What to work on> List each line of the data that holds the string "image".

-- START --

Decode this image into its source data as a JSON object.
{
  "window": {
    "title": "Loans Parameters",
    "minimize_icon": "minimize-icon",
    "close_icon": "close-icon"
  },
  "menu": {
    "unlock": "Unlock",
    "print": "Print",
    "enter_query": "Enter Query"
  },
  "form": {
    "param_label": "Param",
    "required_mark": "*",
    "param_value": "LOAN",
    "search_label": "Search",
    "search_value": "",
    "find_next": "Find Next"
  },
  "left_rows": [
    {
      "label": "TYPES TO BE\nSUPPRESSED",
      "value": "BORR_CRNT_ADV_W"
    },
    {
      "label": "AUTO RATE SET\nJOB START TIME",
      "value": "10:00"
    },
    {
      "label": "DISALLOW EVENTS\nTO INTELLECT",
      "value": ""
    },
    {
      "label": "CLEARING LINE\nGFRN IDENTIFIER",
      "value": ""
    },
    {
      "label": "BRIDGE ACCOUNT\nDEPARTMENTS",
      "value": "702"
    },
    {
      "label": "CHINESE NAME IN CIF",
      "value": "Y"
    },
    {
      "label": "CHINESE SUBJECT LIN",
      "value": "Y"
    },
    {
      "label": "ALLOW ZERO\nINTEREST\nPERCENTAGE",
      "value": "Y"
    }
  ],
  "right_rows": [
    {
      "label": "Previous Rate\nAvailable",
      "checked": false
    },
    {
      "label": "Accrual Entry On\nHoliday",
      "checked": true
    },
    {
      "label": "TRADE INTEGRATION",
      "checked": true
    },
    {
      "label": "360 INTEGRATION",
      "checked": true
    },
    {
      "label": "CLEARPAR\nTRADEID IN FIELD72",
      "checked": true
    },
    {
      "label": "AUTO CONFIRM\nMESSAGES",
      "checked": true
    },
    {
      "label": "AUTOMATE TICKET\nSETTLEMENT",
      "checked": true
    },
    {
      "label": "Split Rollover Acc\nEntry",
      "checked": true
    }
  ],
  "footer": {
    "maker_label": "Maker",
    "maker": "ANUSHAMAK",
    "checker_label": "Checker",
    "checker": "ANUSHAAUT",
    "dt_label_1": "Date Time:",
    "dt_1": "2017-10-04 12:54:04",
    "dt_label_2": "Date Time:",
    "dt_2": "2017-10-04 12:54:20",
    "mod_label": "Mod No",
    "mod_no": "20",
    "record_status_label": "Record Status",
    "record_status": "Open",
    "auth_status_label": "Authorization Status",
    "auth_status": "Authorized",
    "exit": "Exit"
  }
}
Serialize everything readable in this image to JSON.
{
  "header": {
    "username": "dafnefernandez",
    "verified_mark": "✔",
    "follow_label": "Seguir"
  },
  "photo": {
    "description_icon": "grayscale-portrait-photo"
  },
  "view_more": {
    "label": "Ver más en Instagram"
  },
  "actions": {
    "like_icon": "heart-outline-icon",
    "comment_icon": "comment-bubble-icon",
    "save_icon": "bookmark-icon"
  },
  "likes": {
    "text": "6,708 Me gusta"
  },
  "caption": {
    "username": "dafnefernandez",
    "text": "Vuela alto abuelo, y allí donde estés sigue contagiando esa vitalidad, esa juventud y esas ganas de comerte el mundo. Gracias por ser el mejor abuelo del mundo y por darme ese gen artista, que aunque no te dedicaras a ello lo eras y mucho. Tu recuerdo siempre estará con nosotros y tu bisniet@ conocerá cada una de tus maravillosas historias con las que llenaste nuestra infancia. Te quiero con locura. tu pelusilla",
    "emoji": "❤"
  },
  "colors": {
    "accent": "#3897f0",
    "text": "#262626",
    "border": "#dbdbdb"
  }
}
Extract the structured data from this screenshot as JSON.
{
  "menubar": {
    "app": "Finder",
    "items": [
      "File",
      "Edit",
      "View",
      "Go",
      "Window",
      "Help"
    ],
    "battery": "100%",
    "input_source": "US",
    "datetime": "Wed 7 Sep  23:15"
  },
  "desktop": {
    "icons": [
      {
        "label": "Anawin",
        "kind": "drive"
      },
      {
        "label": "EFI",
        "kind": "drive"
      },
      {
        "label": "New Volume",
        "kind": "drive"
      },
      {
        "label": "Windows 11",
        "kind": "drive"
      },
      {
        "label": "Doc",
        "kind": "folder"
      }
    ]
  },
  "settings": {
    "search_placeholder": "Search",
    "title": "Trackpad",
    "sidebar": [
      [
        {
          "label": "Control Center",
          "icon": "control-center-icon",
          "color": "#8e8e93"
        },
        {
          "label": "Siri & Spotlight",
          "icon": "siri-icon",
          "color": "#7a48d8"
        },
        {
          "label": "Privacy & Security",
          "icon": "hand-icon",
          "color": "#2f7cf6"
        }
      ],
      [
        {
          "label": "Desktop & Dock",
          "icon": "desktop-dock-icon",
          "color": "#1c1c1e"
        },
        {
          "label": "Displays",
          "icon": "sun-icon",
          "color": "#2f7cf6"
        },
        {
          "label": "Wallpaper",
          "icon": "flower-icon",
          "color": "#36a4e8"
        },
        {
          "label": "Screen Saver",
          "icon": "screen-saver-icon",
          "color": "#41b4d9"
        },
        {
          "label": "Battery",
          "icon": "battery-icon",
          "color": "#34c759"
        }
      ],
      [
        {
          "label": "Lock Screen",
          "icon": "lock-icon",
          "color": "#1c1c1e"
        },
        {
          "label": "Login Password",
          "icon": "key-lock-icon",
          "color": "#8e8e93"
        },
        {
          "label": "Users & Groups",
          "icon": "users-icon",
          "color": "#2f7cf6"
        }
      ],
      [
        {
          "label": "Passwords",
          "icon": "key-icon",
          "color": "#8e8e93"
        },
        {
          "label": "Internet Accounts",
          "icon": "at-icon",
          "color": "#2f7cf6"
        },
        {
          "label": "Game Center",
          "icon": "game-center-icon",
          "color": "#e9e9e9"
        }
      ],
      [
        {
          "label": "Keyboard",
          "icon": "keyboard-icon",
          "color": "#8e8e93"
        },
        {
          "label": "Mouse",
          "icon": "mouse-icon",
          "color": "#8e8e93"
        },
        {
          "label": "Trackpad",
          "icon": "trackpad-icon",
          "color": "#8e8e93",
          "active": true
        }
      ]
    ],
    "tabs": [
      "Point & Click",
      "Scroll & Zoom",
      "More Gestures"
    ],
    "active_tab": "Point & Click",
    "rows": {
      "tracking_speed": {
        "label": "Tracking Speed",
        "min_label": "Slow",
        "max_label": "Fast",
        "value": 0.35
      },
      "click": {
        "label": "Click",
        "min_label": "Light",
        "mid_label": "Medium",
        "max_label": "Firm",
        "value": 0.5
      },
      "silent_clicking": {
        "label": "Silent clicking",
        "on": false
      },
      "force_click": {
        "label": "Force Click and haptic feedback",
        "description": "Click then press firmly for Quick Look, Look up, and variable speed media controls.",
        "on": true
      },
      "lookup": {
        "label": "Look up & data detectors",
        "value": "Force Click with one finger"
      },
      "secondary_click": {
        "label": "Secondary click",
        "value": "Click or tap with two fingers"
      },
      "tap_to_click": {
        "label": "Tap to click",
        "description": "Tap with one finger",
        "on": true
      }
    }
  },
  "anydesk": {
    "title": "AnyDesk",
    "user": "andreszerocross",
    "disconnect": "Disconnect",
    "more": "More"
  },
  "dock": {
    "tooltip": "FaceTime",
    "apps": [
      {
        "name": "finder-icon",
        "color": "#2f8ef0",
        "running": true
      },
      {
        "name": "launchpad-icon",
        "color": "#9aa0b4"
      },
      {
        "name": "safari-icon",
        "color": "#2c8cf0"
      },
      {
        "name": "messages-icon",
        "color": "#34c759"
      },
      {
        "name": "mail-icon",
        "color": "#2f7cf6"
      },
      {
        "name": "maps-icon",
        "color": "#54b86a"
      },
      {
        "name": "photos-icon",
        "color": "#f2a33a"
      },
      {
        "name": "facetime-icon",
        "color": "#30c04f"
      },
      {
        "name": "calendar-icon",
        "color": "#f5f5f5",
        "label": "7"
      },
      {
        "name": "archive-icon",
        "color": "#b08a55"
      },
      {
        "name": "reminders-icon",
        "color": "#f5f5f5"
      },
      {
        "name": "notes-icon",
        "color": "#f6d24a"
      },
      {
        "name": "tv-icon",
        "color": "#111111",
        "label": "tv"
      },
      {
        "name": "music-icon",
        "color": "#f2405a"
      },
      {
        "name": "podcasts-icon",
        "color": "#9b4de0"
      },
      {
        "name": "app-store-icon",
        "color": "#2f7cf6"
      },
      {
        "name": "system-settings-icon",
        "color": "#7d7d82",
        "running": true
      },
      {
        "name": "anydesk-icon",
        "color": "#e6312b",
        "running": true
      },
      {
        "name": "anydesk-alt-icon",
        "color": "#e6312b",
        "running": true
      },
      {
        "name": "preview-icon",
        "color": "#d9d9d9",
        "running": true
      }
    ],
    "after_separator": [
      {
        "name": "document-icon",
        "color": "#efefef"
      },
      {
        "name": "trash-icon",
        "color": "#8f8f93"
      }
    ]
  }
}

-- END --

Written response>
Decode this image into its source data as a JSON object.
Serialize everything readable in this image to JSON.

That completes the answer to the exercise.